- _INPUT DATA_:
################

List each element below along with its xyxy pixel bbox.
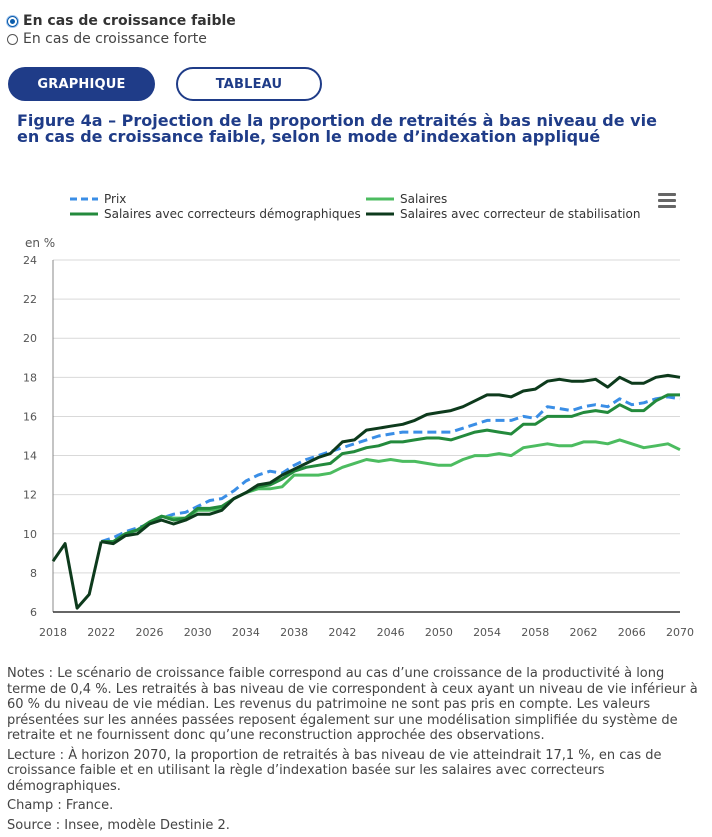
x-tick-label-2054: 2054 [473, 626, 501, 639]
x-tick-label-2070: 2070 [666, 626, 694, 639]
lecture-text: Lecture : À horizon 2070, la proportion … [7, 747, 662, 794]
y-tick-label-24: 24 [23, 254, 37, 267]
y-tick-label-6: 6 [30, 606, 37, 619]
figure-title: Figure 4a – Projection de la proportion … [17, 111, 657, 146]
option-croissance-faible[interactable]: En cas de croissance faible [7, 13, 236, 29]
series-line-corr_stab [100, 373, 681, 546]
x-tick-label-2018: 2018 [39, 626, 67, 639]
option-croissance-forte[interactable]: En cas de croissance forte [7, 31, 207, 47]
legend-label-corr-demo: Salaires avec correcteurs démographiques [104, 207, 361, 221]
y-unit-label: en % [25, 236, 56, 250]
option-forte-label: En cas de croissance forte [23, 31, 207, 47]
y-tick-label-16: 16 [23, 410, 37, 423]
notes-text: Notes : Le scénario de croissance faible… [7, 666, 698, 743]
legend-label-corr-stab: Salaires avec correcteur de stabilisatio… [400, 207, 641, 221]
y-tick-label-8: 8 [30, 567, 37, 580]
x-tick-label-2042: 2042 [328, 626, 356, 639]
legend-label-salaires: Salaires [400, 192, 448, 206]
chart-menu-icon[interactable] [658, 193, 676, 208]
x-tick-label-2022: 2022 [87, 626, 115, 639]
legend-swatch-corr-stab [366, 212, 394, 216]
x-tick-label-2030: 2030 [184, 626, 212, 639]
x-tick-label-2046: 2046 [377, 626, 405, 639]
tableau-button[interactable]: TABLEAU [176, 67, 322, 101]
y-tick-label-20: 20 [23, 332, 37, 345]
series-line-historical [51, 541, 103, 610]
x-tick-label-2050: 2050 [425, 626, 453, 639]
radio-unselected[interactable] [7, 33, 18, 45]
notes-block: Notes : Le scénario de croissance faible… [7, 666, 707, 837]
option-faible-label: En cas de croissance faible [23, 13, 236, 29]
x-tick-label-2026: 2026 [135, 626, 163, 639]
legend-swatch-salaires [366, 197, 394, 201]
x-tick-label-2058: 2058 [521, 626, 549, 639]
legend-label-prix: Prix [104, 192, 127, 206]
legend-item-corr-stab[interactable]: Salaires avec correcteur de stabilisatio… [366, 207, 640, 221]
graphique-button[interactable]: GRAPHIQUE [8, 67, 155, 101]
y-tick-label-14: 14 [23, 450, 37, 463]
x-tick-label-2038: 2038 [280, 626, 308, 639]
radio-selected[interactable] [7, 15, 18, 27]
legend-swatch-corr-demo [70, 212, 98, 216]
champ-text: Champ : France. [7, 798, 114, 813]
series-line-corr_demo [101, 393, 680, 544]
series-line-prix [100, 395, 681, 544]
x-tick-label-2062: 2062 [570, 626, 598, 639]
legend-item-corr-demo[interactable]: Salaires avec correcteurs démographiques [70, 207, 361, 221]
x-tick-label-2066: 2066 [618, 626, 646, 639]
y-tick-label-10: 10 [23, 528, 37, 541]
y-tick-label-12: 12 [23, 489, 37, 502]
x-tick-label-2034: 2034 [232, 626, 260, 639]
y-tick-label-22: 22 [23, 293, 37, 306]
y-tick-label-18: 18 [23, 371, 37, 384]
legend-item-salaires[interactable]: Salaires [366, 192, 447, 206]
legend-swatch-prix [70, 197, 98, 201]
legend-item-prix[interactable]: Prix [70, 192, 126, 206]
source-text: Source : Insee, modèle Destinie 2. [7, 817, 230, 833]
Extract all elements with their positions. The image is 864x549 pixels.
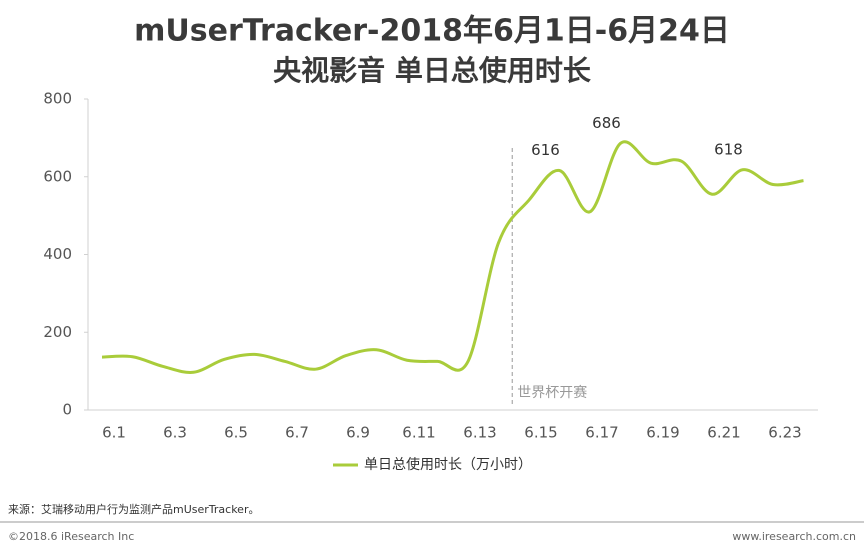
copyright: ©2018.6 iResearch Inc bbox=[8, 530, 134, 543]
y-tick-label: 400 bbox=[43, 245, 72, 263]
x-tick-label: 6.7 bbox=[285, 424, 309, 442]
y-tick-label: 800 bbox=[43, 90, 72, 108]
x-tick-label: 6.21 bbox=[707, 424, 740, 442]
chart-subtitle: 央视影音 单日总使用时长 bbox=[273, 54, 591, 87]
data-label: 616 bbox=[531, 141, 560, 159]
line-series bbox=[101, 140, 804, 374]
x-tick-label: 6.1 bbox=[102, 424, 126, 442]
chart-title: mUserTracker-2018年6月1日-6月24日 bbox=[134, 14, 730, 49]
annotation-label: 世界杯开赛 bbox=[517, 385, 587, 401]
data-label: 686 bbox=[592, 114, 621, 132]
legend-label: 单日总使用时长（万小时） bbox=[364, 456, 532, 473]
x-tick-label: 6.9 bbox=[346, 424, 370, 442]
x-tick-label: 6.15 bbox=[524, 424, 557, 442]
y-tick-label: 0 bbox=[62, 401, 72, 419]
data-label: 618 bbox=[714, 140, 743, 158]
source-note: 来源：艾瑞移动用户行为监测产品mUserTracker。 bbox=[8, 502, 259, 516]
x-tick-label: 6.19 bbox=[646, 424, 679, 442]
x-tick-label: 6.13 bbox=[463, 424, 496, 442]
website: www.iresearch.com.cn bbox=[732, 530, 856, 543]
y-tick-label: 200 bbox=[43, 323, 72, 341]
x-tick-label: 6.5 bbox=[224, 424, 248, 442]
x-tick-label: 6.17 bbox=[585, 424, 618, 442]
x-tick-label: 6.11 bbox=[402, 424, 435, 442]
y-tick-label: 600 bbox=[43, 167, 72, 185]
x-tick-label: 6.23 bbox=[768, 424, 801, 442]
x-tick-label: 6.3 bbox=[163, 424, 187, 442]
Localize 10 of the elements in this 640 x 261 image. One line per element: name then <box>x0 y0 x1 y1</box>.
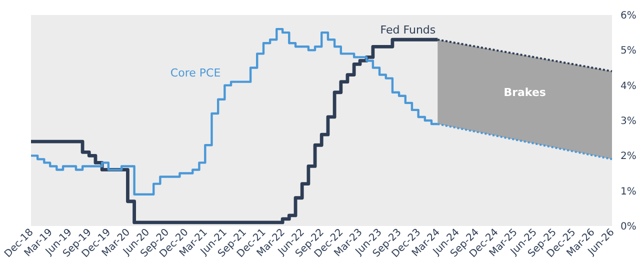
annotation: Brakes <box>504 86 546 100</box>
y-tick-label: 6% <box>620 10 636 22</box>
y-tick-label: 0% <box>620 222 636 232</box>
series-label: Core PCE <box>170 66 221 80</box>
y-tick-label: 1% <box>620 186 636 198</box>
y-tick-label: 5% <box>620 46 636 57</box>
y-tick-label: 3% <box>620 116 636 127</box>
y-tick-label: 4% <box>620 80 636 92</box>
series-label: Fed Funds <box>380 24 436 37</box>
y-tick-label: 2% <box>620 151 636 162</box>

################

Rewrite all the items above as a JSON list of strings with one string per line. Skip blank lines and leave out the pictures.

[
  "List each element below along with its xyxy pixel bbox.",
  "x-tick-label-2054: 2054 [473, 626, 501, 639]",
  "x-tick-label-2070: 2070 [666, 626, 694, 639]",
  "lecture-text: Lecture : À horizon 2070, la proportion … [7, 747, 662, 794]",
  "y-tick-label-24: 24 [23, 254, 37, 267]",
  "y-tick-label-6: 6 [30, 606, 37, 619]",
  "figure-title: Figure 4a – Projection de la proportion … [17, 111, 657, 146]",
  "option-croissance-faible[interactable]: En cas de croissance faible [7, 13, 236, 29]",
  "series-line-corr_stab [100, 373, 681, 546]",
  "x-tick-label-2018: 2018 [39, 626, 67, 639]",
  "option-croissance-forte[interactable]: En cas de croissance forte [7, 31, 207, 47]",
  "legend-label-corr-demo: Salaires avec correcteurs démographiques [104, 207, 361, 221]",
  "y-unit-label: en % [25, 236, 56, 250]",
  "option-forte-label: En cas de croissance forte [23, 31, 207, 47]",
  "y-tick-label-16: 16 [23, 410, 37, 423]",
  "notes-text: Notes : Le scénario de croissance faible… [7, 666, 698, 743]",
  "legend-label-corr-stab: Salaires avec correcteur de stabilisatio… [400, 207, 641, 221]",
  "y-tick-label-8: 8 [30, 567, 37, 580]",
  "x-tick-label-2042: 2042 [328, 626, 356, 639]",
  "legend-label-salaires: Salaires [400, 192, 448, 206]",
  "chart-menu-icon[interactable] [658, 193, 676, 208]",
  "x-tick-label-2022: 2022 [87, 626, 115, 639]",
  "legend-swatch-corr-stab [366, 212, 394, 216]",
  "x-tick-label-2030: 2030 [184, 626, 212, 639]",
  "x-tick-label-2046: 2046 [377, 626, 405, 639]",
  "tableau-button[interactable]: TABLEAU [176, 67, 322, 101]",
  "y-tick-label-20: 20 [23, 332, 37, 345]",
  "series-line-historical [51, 541, 103, 610]",
  "x-tick-label-2050: 2050 [425, 626, 453, 639]",
  "radio-unselected[interactable] [7, 33, 18, 45]",
  "notes-block: Notes : Le scénario de croissance faible… [7, 666, 707, 837]",
  "option-faible-label: En cas de croissance faible [23, 13, 236, 29]",
  "x-tick-label-2026: 2026 [135, 626, 163, 639]",
  "legend-swatch-salaires [366, 197, 394, 201]",
  "x-tick-label-2058: 2058 [521, 626, 549, 639]",
  "legend-label-prix: Prix [104, 192, 127, 206]",
  "legend-item-corr-stab[interactable]: Salaires avec correcteur de stabilisatio… [366, 207, 640, 221]",
  "graphique-button[interactable]: GRAPHIQUE [8, 67, 155, 101]",
  "y-tick-label-14: 14 [23, 450, 37, 463]",
  "x-tick-label-2038: 2038 [280, 626, 308, 639]",
  "radio-selected[interactable] [7, 15, 18, 27]",
  "legend-swatch-corr-demo [70, 212, 98, 216]",
  "champ-text: Champ : France. [7, 798, 114, 813]",
  "series-line-corr_demo [101, 393, 680, 544]",
  "series-line-prix [100, 395, 681, 544]",
  "x-tick-label-2062: 2062 [570, 626, 598, 639]",
  "legend-item-corr-demo[interactable]: Salaires avec correcteurs démographiques [70, 207, 361, 221]",
  "x-tick-label-2066: 2066 [618, 626, 646, 639]",
  "y-tick-label-10: 10 [23, 528, 37, 541]",
  "y-tick-label-12: 12 [23, 489, 37, 502]",
  "x-tick-label-2034: 2034 [232, 626, 260, 639]",
  "y-tick-label-22: 22 [23, 293, 37, 306]",
  "y-tick-label-18: 18 [23, 371, 37, 384]",
  "legend-item-salaires[interactable]: Salaires [366, 192, 447, 206]",
  "legend-swatch-prix [70, 197, 98, 201]",
  "legend-item-prix[interactable]: Prix [70, 192, 126, 206]",
  "source-text: Source : Insee, modèle Destinie 2. [7, 817, 230, 833]",
  "Extract all elements with their positions. The image is 864x549 pixels.",
  "copyright: ©2018.6 iResearch Inc bbox=[8, 530, 134, 543]",
  "y-tick-label: 400 bbox=[43, 245, 72, 263]",
  "x-tick-label: 6.7 bbox=[285, 424, 309, 442]",
  "y-tick-label: 800 bbox=[43, 90, 72, 108]",
  "x-tick-label: 6.21 bbox=[707, 424, 740, 442]",
  "chart-subtitle: 央视影音 单日总使用时长 bbox=[273, 54, 591, 87]",
  "data-label: 616 bbox=[531, 141, 560, 159]",
  "line-series bbox=[101, 140, 804, 374]",
  "x-tick-label: 6.1 bbox=[102, 424, 126, 442]",
  "chart-title: mUserTracker-2018年6月1日-6月24日 bbox=[134, 14, 730, 49]",
  "annotation-label: 世界杯开赛 bbox=[517, 385, 587, 401]",
  "data-label: 686 bbox=[592, 114, 621, 132]",
  "legend-label: 单日总使用时长（万小时） bbox=[364, 456, 532, 473]",
  "x-tick-label: 6.9 bbox=[346, 424, 370, 442]",
  "x-tick-label: 6.15 bbox=[524, 424, 557, 442]",
  "y-tick-label: 0 bbox=[62, 401, 72, 419]",
  "data-label: 618 bbox=[714, 140, 743, 158]",
  "source-note: 来源：艾瑞移动用户行为监测产品mUserTracker。 bbox=[8, 502, 259, 516]",
  "x-tick-label: 6.19 bbox=[646, 424, 679, 442]",
  "x-tick-label: 6.13 bbox=[463, 424, 496, 442]",
  "website: www.iresearch.com.cn bbox=[732, 530, 856, 543]",
  "y-tick-label: 200 bbox=[43, 323, 72, 341]",
  "x-tick-label: 6.5 bbox=[224, 424, 248, 442]",
  "x-tick-label: 6.17 bbox=[585, 424, 618, 442]",
  "x-tick-label: 6.11 bbox=[402, 424, 435, 442]",
  "y-tick-label: 600 bbox=[43, 167, 72, 185]",
  "x-tick-label: 6.23 bbox=[768, 424, 801, 442]",
  "x-tick-label: 6.3 bbox=[163, 424, 187, 442]",
  "Localize 10 of the elements in this 640 x 261 image. One line per element: name then <box>x0 y0 x1 y1</box>.",
  "annotation: Brakes <box>504 86 546 100</box>",
  "y-tick-label: 6% <box>620 10 636 22</box>",
  "y-tick-label: 0% <box>620 222 636 232</box>",
  "series-label: Core PCE <box>170 66 221 80</box>",
  "y-tick-label: 1% <box>620 186 636 198</box>",
  "y-tick-label: 5% <box>620 46 636 57</box>",
  "y-tick-label: 3% <box>620 116 636 127</box>",
  "y-tick-label: 4% <box>620 80 636 92</box>",
  "series-label: Fed Funds <box>380 24 436 37</box>",
  "y-tick-label: 2% <box>620 151 636 162</box>"
]